What is expected
Locate the lines where "Placid" occurs and copy them as they stand.
══ Exercise materials
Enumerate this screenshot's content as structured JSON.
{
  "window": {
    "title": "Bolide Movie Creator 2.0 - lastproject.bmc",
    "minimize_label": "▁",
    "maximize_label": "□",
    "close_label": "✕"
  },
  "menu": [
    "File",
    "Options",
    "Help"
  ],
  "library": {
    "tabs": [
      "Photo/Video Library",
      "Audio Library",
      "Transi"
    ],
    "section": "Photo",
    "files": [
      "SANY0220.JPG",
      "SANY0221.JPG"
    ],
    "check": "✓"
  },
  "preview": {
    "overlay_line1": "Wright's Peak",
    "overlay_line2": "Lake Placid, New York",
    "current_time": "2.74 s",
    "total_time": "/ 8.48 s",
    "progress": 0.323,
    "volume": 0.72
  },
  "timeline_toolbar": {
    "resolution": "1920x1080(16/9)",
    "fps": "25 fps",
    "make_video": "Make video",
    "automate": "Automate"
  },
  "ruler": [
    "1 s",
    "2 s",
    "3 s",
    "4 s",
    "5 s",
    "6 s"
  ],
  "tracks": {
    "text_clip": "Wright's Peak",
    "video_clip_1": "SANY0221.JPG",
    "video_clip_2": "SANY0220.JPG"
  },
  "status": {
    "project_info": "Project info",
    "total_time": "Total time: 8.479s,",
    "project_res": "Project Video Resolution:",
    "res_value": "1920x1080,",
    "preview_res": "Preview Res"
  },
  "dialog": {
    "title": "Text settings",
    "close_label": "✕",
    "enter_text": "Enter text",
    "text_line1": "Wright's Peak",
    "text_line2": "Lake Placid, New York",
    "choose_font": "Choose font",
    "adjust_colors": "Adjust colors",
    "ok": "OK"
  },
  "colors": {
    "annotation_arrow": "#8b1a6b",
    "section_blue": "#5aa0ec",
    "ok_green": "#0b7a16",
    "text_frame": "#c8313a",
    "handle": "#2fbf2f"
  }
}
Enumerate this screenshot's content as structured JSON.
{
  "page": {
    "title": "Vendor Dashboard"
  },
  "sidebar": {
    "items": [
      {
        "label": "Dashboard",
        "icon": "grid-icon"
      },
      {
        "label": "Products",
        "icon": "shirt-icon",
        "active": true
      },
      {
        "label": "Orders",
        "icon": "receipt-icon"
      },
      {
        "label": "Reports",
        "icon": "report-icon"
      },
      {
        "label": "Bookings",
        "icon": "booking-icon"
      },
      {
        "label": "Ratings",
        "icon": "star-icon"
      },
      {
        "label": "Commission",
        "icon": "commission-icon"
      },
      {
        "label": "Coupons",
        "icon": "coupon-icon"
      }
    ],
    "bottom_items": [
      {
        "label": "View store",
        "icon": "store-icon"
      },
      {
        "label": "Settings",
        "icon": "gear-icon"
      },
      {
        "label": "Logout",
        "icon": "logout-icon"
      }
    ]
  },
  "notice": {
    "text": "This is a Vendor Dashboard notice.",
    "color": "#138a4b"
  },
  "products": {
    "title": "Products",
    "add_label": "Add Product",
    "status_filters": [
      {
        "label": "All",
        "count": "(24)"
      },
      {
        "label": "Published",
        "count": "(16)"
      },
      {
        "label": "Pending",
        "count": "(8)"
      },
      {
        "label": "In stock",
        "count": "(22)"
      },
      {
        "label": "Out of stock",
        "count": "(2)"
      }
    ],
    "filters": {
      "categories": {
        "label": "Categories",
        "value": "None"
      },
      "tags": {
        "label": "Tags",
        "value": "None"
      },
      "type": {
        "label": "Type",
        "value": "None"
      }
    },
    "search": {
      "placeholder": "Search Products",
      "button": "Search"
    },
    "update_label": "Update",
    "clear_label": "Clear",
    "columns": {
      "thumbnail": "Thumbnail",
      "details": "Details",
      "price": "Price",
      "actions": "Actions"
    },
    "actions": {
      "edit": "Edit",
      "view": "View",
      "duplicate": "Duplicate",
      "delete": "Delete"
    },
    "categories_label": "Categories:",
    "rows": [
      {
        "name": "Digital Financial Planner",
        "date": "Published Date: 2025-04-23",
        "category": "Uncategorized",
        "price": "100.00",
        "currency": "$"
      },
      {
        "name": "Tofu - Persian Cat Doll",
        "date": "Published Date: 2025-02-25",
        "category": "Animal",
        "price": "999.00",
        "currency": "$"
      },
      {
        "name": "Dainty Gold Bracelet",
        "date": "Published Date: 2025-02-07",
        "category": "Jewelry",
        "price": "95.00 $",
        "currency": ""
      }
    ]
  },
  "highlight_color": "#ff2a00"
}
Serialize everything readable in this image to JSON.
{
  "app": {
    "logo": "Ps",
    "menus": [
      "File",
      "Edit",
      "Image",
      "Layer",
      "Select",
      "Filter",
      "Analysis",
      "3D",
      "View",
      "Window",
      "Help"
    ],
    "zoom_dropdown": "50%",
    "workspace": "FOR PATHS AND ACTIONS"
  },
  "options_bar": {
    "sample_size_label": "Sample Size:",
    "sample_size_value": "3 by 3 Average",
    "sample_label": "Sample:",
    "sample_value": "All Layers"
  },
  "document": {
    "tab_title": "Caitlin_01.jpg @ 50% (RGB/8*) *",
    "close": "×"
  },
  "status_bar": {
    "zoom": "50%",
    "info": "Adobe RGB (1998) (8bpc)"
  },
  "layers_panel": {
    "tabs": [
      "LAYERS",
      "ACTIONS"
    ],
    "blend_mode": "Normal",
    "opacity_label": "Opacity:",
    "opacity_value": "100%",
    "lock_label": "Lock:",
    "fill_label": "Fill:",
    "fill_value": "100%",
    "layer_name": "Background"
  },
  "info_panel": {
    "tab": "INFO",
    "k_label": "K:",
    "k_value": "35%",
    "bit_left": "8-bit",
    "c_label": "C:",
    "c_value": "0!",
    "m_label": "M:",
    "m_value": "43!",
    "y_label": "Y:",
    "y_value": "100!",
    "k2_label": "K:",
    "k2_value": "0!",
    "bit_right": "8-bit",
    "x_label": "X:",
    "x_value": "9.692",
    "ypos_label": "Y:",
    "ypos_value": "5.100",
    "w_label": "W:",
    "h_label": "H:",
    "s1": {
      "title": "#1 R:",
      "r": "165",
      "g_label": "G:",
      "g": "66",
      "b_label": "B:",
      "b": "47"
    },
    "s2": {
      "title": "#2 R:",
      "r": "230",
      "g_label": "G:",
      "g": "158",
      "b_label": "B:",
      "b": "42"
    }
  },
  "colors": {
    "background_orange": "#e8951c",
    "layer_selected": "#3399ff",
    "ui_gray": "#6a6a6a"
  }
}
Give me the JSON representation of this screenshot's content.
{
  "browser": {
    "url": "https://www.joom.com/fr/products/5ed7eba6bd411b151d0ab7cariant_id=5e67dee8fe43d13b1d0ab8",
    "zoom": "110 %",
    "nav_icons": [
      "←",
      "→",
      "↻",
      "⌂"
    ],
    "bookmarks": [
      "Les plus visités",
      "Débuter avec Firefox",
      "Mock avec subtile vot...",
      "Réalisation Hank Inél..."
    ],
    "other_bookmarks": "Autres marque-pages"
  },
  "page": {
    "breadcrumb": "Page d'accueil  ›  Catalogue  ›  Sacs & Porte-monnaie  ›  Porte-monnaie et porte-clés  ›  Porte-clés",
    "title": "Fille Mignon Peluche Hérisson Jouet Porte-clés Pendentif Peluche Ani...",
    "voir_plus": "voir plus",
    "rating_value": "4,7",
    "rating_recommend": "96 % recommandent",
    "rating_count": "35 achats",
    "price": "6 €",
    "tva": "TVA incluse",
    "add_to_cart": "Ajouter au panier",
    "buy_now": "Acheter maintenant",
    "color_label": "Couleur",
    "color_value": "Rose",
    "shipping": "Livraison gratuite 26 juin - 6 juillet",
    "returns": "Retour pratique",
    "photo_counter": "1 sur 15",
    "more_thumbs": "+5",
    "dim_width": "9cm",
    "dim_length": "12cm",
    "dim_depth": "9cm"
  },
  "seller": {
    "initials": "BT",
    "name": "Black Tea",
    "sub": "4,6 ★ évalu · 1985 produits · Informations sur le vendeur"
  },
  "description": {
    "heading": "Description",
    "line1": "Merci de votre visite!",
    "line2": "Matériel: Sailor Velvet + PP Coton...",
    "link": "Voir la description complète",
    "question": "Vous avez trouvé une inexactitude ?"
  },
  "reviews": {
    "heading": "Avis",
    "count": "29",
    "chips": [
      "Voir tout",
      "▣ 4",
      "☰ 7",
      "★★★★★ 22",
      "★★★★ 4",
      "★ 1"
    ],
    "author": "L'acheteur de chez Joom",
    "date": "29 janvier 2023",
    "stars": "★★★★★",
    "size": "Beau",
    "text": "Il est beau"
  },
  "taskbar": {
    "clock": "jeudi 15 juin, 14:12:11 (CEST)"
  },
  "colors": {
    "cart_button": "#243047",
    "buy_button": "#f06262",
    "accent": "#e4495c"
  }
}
════
Problem solution
    "overlay_line2": "Lake Placid, New York",
    "text_line2": "Lake Placid, New York",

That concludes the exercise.